### Set exercise:
Reproduce the stretch of the bar safety article from "Beyond the safety" through "online at www.rainn.org.", word for word.

### Provided text:
_ _ _

LOS ANGELES (KABC) -- It's almost expected that people go to bars to find somebody, but that environment can lead to unwanted behavior.

A study in Canada showed, of more than 1,000 incidents recorded, 25% involved unwanted sexual behavior. It also showed staff intervened in only 10 of 258 aggressive incidents.

William Kragel works in the food and beverage industry at 101 Cider House in downtown Los Angeles and is well aware of the problems.

"I can pull a million examples from partying and stuff, seeing these things happen, but didn't really know what to do," he said.

The Safe Bar Network is trying to change that.

"Any time you are grouping people together there will be problems. And if you're not intentionally setting culture, culture will be set," says Haleigh Harrold, executive director for The Safe Bar Network.

Founded in January 2020, The Safe Bar Network provides training sessions across 17 states, similar to one provided at 101 Cider House, training staff to recognize a problem and the tools to safely help.

"The difference between a bar that's not safe and people are harmed at or harmed when they leave and a bar where people feel safe and comfortable and have a great time, absolutely is the staff," says Harrold.

Through conversation with each other and instruction from experts, staff learns when to intervene and the best ways to de-escalate uncomfortable interactions by using "active bystander techniques." Do something direct, get others to help like friends or coworkers, or try to talk about something else.

Kragel was happy with what he learned, "It was an incredible learning experience on the de-escalation side because, again, I have the personality of just stepping in. It might end worse, but I'm gonna stop it. Whereas there's other ways to handle these things."

Beyond the safety benefits of proper training, there is a business element to consider.

Research shows one of the most common ways women escape unwanted attention is to simply leave the bar. "I want our customers to come to this tap room, feel like they're in a safe space and they're going to want to come back," says manager Jennifer Garcia of 101 Cider House.

Teaching the idea that no one has to do everything, but everyone has to do something. Help is also available at the National Sexual Assault Hotline, 1-800-656-4673 and online at www.rainn.org.

_ _ _

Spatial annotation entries
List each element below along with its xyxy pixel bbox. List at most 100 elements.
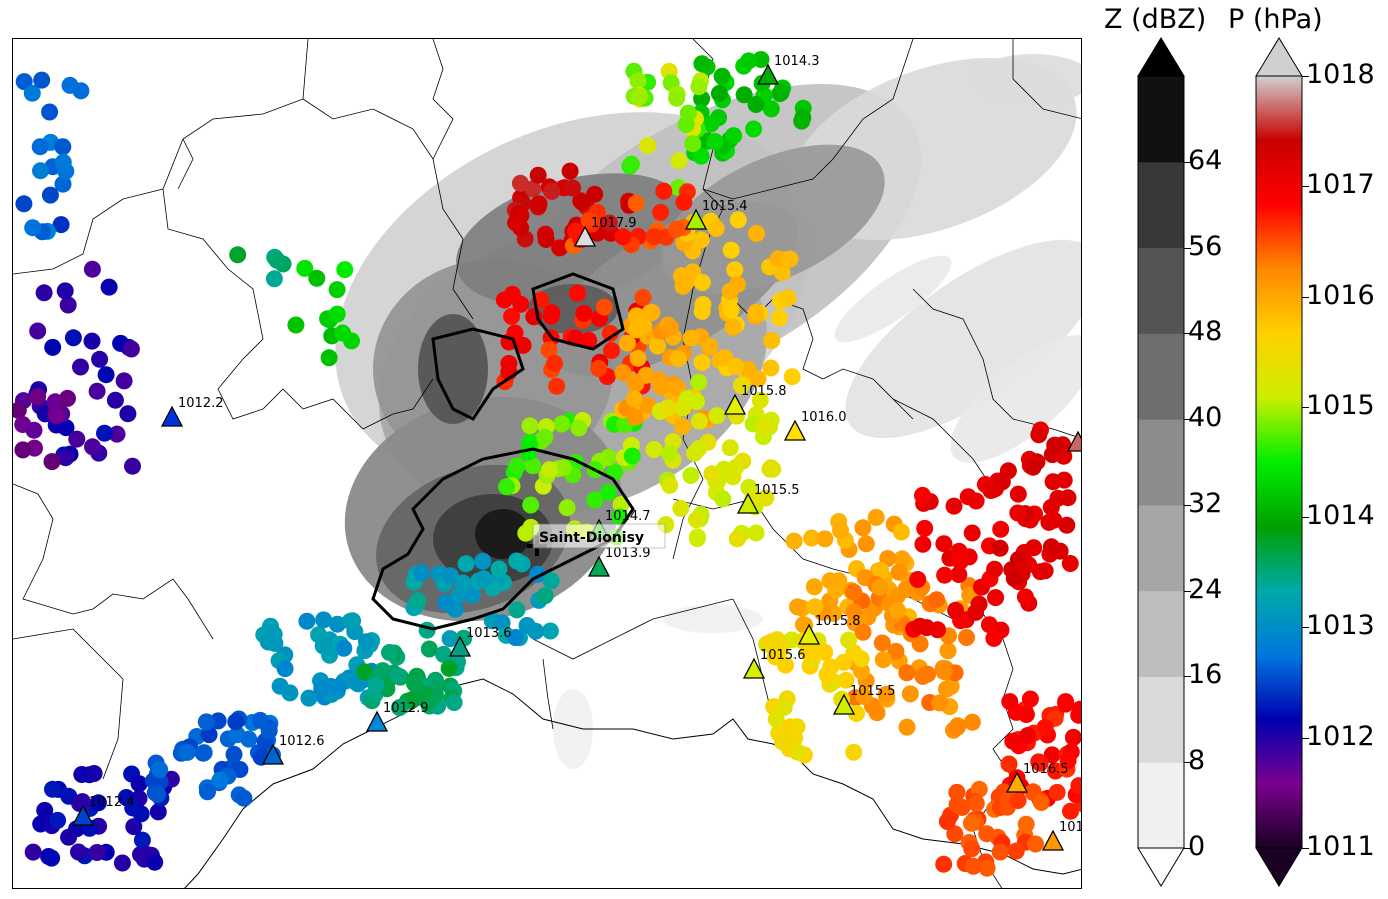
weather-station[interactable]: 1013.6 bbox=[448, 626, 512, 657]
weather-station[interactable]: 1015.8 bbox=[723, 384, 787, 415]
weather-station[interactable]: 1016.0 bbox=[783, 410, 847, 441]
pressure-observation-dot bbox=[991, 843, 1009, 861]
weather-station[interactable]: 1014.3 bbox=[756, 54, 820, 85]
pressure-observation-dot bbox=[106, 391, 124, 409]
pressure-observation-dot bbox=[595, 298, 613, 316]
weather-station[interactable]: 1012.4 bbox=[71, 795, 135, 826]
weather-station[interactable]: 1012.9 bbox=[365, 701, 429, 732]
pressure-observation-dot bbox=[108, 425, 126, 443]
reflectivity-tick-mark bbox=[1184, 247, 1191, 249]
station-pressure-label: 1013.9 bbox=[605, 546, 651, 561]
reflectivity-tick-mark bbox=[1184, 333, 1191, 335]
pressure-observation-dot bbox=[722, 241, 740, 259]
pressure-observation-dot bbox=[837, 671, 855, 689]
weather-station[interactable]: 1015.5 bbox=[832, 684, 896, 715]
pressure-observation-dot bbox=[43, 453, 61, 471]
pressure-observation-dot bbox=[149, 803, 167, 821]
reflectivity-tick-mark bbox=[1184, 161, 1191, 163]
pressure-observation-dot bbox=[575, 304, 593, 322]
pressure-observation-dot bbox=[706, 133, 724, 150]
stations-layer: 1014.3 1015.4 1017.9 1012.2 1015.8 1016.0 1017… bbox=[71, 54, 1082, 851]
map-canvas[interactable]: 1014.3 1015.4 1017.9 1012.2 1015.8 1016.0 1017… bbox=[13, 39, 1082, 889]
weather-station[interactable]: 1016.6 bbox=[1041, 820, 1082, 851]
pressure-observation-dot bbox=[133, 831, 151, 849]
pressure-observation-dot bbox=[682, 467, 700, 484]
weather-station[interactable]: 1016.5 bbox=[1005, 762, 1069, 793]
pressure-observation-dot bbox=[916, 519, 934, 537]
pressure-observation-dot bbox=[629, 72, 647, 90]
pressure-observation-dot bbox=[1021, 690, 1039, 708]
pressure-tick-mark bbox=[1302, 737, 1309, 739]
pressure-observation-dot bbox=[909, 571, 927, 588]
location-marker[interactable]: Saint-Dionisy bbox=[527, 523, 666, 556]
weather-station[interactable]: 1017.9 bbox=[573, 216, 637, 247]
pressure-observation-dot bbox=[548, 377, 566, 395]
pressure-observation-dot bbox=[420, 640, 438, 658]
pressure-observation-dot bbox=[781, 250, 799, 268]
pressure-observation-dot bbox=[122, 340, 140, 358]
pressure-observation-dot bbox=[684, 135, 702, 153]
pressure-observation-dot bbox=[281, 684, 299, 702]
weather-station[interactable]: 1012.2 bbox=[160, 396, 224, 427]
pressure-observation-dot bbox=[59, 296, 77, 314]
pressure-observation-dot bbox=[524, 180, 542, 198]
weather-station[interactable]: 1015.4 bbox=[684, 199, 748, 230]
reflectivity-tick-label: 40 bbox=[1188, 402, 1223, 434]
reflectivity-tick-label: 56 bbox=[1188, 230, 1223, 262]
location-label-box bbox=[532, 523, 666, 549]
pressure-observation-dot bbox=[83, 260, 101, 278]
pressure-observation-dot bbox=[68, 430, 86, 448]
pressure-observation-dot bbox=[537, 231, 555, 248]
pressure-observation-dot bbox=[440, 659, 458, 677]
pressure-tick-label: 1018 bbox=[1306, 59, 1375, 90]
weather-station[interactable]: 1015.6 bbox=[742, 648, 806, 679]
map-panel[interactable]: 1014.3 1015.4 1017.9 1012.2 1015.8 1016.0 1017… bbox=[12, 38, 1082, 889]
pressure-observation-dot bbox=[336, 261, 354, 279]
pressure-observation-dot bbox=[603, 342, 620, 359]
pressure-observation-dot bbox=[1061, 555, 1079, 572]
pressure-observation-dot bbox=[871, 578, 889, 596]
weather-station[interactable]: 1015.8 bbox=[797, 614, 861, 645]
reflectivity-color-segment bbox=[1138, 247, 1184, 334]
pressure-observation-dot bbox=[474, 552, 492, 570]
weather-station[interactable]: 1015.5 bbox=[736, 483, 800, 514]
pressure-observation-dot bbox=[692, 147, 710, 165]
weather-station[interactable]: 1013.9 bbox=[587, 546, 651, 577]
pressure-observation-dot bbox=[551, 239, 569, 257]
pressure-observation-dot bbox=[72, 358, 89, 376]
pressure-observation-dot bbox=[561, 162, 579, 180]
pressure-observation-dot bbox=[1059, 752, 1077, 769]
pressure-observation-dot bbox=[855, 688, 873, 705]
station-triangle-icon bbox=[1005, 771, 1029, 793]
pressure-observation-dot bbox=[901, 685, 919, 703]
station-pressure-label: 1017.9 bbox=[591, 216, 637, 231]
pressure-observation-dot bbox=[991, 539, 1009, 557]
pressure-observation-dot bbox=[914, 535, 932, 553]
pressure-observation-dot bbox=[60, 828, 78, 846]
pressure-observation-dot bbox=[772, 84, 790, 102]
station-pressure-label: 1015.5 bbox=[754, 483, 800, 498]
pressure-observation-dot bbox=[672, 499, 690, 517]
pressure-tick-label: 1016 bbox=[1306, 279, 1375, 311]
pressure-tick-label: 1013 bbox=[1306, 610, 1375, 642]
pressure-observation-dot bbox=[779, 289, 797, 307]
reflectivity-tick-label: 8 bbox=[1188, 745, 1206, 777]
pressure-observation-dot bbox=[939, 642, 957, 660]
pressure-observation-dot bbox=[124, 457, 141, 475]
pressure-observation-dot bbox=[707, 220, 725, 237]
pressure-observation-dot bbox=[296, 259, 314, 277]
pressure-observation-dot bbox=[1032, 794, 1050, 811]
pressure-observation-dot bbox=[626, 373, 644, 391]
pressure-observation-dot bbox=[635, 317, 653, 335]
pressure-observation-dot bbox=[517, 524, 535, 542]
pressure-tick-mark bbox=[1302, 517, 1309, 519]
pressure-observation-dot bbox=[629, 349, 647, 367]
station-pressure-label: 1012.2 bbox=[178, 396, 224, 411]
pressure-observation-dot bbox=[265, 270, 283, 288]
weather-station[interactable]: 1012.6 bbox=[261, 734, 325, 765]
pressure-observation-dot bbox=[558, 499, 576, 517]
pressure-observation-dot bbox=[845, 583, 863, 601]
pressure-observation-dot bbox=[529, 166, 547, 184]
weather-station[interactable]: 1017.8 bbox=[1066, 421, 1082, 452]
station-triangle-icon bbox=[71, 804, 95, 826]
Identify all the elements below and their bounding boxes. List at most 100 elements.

_ _ _

### Final answer:
Beyond the safety benefits of proper training, there is a business element to consider.

Research shows one of the most common ways women escape unwanted attention is to simply leave the bar. "I want our customers to come to this tap room, feel like they're in a safe space and they're going to want to come back," says manager Jennifer Garcia of 101 Cider House.

Teaching the idea that no one has to do everything, but everyone has to do something. Help is also available at the National Sexual Assault Hotline, 1-800-656-4673 and online at www.rainn.org.